* Task statement *
Select the lines that hold the word "المركم" and copy each one.

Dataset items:
Begin

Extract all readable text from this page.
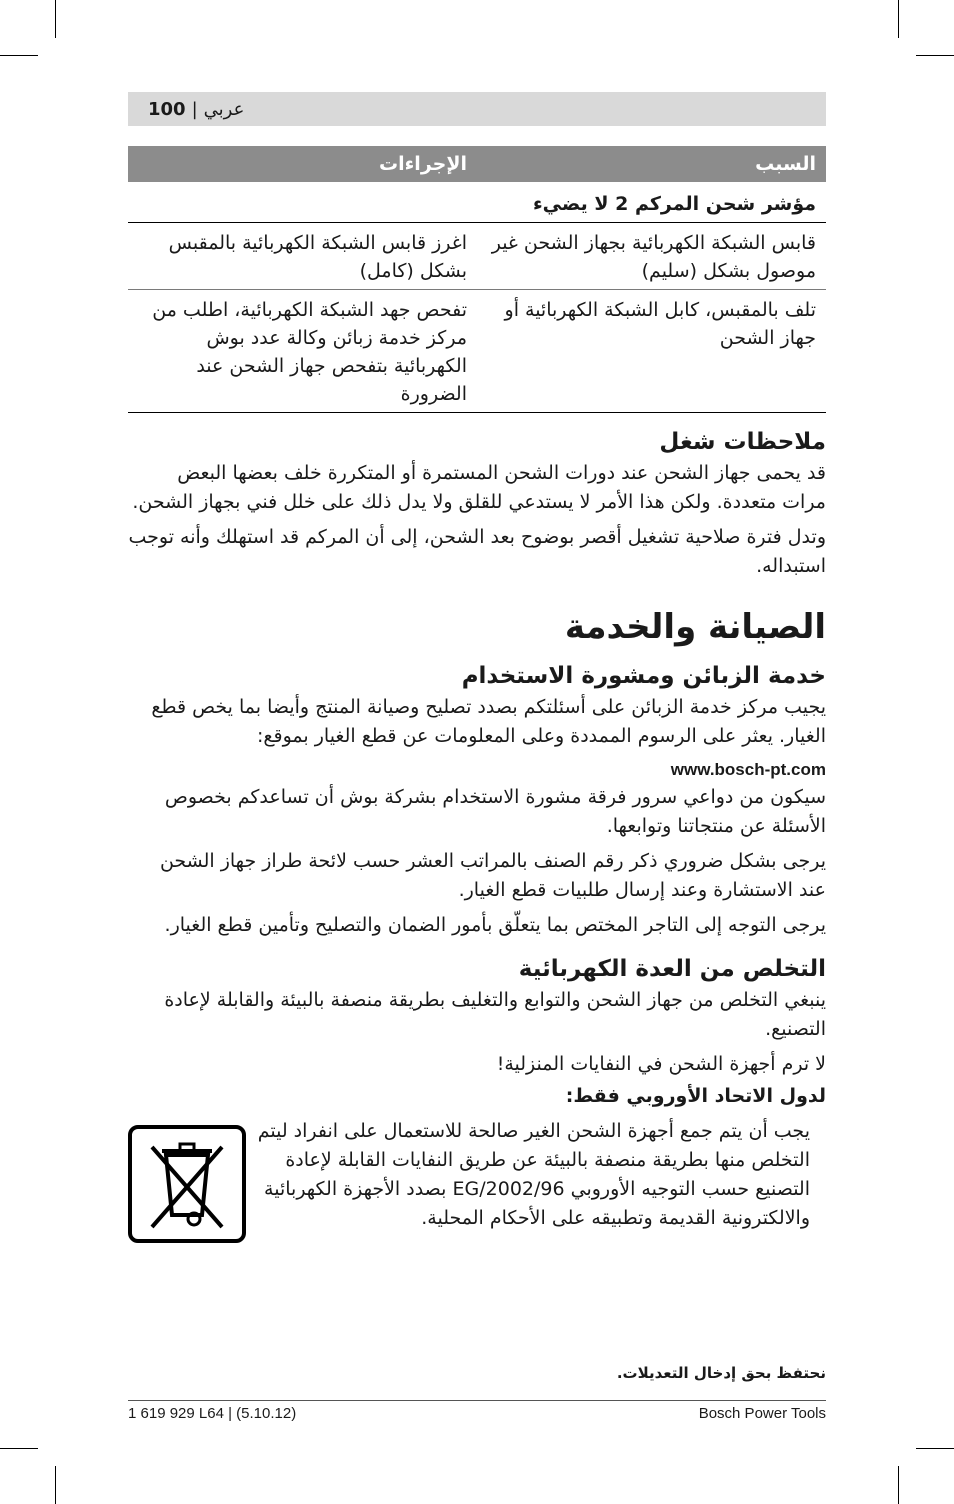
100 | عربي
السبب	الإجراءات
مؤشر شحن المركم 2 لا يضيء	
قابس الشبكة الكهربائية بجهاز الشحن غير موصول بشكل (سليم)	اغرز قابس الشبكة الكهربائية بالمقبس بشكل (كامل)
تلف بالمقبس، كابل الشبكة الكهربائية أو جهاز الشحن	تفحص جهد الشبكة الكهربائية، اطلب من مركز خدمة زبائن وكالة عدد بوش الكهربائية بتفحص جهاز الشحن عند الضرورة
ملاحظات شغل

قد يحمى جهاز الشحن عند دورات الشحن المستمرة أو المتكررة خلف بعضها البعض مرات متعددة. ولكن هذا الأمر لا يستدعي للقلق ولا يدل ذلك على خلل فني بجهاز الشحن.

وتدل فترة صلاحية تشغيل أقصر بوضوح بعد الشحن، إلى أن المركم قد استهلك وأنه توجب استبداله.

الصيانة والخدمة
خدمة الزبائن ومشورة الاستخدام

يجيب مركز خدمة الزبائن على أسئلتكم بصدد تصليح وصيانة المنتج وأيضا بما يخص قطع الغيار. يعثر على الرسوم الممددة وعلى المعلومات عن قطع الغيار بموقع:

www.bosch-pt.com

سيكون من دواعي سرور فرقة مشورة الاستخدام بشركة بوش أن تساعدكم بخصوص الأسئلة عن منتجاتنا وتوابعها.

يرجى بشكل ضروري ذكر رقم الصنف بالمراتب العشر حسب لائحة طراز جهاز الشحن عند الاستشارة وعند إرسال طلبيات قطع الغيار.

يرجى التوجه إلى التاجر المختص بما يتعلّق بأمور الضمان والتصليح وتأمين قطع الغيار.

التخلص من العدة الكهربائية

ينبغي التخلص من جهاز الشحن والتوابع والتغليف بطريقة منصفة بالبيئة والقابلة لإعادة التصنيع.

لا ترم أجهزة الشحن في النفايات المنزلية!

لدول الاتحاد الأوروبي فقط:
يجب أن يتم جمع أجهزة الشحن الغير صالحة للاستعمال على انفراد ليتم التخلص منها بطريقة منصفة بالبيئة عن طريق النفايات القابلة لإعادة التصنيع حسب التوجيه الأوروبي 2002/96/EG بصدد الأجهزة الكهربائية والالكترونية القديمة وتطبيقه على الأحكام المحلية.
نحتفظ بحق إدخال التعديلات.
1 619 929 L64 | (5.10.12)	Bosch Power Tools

End

* Written reply *
مؤشر شحن المركم 2 لا يضيء	
وتدل فترة صلاحية تشغيل أقصر بوضوح بعد الشحن، إلى أن المركم قد استهلك وأنه توجب استبداله.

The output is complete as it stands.